### WORK TO DO
Check each line of the listing below for the word "title" and say how many lines have it. Nothing else should be written.
○ ○ ○
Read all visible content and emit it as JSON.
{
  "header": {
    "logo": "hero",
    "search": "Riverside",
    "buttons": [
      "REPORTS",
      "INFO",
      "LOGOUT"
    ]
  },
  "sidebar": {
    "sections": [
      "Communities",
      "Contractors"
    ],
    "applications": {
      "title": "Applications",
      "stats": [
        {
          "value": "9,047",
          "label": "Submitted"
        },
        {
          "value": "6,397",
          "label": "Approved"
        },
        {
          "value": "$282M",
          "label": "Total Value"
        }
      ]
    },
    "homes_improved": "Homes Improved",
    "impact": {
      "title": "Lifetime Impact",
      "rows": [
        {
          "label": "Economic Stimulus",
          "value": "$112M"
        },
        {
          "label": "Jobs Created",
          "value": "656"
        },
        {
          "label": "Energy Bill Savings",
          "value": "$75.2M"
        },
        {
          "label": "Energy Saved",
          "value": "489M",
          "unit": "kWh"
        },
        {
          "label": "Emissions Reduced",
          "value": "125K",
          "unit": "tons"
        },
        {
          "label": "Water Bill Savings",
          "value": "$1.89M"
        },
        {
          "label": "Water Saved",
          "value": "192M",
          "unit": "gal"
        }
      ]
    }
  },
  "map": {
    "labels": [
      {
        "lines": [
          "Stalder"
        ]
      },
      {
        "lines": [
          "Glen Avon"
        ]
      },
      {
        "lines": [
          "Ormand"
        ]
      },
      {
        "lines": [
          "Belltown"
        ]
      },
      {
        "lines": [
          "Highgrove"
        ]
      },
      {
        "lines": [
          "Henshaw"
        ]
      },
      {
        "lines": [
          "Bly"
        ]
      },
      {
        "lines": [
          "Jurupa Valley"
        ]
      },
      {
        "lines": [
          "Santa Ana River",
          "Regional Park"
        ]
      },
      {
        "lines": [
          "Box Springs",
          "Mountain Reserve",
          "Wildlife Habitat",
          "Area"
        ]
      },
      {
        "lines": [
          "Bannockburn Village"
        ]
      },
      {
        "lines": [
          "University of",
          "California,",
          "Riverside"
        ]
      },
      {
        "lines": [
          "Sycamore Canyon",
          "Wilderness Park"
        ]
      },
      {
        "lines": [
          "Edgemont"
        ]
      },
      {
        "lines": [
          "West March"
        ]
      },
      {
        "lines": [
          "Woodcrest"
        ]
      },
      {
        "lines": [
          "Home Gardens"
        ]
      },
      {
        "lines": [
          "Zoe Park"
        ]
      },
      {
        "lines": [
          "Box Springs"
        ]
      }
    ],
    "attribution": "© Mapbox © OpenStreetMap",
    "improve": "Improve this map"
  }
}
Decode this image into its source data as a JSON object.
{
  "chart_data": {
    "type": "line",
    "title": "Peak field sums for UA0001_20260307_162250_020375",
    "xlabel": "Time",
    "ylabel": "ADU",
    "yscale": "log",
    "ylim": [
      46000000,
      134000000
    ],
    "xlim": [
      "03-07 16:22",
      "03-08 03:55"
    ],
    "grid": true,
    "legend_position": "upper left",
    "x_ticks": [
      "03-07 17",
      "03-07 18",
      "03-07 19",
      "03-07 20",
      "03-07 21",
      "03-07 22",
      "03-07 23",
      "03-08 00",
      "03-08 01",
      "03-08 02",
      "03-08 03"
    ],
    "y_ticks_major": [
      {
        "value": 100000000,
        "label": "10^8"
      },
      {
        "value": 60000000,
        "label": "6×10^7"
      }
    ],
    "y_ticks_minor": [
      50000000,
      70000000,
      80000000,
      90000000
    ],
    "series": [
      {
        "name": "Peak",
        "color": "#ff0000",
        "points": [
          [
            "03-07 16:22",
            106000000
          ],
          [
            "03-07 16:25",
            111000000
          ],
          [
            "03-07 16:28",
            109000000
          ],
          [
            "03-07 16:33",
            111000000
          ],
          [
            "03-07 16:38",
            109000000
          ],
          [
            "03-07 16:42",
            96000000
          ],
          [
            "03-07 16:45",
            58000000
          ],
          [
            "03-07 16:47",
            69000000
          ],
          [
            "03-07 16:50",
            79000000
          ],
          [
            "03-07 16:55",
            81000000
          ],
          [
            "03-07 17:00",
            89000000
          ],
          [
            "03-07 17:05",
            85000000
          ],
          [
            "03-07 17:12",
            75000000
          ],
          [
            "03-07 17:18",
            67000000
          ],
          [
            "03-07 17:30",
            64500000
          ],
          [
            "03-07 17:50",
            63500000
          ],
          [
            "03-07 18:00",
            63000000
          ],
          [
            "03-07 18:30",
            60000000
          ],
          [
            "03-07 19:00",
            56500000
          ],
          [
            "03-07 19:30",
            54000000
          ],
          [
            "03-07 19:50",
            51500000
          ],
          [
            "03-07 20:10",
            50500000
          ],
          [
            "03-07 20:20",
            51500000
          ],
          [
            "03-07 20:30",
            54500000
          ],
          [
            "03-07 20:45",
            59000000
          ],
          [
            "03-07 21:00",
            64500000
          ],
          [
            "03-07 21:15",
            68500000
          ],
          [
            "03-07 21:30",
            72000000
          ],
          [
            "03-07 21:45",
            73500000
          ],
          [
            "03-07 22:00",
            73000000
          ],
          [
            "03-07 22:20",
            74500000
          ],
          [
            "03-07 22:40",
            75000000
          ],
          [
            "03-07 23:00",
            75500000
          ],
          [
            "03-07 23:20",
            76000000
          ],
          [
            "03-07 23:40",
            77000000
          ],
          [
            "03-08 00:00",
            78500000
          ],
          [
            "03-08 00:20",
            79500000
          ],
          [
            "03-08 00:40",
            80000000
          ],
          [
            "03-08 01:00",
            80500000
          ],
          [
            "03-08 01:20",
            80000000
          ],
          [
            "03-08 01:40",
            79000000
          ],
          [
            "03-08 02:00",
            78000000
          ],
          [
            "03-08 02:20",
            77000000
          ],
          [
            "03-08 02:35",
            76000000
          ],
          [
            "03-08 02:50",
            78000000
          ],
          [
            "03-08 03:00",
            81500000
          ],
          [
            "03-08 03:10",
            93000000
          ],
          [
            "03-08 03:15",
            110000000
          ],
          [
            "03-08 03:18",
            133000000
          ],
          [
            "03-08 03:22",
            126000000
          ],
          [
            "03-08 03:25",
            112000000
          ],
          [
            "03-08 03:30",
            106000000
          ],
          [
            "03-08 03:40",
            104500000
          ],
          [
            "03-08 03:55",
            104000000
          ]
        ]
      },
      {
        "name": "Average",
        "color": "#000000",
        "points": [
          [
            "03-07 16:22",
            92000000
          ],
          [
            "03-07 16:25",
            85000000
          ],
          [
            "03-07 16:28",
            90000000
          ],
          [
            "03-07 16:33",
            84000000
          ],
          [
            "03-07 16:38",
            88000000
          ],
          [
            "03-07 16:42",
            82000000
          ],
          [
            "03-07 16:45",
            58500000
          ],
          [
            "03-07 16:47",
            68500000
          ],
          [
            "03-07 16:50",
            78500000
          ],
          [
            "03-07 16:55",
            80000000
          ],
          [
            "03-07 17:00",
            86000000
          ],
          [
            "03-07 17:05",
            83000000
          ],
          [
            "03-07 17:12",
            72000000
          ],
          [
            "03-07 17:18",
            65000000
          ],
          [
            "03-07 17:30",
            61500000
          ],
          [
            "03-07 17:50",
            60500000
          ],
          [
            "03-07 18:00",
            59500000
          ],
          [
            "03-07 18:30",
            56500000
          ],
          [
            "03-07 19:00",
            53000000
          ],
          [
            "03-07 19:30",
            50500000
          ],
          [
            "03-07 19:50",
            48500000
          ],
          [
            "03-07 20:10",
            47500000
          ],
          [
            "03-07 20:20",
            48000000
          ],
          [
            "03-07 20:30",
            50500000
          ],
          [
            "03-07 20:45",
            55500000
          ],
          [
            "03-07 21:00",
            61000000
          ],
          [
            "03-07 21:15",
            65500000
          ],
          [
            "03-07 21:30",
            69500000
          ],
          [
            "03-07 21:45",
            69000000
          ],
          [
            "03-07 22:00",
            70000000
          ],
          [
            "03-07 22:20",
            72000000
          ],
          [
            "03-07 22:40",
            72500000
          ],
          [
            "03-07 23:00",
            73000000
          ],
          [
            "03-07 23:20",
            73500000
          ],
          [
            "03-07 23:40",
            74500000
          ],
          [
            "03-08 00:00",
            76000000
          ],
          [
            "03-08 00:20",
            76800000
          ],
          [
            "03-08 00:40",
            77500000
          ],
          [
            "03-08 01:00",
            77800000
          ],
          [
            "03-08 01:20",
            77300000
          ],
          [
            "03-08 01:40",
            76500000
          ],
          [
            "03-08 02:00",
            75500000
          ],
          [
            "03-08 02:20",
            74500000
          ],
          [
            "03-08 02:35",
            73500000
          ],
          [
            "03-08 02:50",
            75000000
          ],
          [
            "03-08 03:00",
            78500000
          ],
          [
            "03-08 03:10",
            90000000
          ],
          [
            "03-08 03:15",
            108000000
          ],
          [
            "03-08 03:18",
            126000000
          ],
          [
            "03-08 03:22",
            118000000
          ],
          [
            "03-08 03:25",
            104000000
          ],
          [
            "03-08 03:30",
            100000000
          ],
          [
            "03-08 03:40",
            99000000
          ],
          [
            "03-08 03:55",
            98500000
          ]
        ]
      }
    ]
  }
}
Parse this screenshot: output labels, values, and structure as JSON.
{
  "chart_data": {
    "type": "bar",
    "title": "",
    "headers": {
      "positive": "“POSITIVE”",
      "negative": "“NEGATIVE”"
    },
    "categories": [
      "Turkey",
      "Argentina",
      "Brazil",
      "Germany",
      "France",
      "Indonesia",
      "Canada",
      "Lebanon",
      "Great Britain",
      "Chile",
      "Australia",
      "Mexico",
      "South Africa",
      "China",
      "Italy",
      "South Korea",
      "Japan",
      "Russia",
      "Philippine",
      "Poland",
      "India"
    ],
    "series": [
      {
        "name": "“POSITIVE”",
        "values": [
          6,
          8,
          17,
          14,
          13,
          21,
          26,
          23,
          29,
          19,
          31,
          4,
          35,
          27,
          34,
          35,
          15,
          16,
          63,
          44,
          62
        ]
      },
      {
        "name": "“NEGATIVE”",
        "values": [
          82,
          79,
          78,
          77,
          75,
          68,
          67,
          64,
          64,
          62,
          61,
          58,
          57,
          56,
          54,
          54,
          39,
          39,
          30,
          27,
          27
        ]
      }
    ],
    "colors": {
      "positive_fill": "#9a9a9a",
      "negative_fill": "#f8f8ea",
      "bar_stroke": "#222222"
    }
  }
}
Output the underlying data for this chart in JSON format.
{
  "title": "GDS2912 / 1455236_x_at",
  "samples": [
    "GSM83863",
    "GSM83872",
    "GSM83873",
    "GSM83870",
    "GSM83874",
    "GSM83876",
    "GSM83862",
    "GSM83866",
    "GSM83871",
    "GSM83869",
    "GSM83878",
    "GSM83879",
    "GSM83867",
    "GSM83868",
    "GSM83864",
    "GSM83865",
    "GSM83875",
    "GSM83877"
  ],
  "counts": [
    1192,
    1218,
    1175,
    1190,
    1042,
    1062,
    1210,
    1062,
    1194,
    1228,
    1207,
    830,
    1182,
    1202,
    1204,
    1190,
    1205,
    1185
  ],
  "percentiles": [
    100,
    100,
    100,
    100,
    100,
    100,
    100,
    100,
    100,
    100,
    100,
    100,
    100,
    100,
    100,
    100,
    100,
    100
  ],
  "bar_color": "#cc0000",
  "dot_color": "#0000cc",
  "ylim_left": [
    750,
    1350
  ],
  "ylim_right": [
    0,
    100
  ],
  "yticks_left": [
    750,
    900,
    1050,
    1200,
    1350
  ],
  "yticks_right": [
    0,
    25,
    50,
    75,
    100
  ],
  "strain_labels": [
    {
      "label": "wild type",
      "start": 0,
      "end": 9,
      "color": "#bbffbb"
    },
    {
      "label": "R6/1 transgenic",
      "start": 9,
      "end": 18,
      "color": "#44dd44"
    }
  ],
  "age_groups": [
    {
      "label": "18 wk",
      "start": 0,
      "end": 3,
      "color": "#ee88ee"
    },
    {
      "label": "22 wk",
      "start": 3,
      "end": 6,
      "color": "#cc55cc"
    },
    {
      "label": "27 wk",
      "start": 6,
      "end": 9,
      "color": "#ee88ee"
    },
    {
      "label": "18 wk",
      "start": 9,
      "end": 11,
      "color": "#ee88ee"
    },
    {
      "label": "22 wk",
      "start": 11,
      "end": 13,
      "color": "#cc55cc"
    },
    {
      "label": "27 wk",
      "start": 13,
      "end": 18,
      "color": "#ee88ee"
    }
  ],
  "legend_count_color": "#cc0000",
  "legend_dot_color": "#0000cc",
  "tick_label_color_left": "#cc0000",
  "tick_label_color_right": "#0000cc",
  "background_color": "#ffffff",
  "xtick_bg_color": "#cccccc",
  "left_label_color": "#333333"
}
○ ○ ○
### REPLY TO THE TASK
5